(Rows from a figure dataset)
— begin —

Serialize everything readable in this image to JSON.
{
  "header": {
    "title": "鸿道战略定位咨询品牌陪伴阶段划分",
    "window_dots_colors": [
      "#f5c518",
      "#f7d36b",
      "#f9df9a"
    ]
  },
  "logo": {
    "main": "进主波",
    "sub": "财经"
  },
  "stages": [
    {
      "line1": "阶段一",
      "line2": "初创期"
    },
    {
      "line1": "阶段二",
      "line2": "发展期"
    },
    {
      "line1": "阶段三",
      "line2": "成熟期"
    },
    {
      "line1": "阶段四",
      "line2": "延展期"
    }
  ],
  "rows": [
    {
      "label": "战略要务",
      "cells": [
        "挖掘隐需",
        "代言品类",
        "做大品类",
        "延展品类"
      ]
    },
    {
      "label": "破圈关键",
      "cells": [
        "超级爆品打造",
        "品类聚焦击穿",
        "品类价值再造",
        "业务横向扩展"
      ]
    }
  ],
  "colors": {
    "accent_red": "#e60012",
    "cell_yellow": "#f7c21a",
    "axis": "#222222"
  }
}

— end —

_Task directions:_ Go through the entries and repeat each one exactly.

_Exercise answer:_
Serialize everything readable in this image to JSON.
{
  "header": {
    "title": "鸿道战略定位咨询品牌陪伴阶段划分",
    "window_dots_colors": [
      "#f5c518",
      "#f7d36b",
      "#f9df9a"
    ]
  },
  "logo": {
    "main": "进主波",
    "sub": "财经"
  },
  "stages": [
    {
      "line1": "阶段一",
      "line2": "初创期"
    },
    {
      "line1": "阶段二",
      "line2": "发展期"
    },
    {
      "line1": "阶段三",
      "line2": "成熟期"
    },
    {
      "line1": "阶段四",
      "line2": "延展期"
    }
  ],
  "rows": [
    {
      "label": "战略要务",
      "cells": [
        "挖掘隐需",
        "代言品类",
        "做大品类",
        "延展品类"
      ]
    },
    {
      "label": "破圈关键",
      "cells": [
        "超级爆品打造",
        "品类聚焦击穿",
        "品类价值再造",
        "业务横向扩展"
      ]
    }
  ],
  "colors": {
    "accent_red": "#e60012",
    "cell_yellow": "#f7c21a",
    "axis": "#222222"
  }
}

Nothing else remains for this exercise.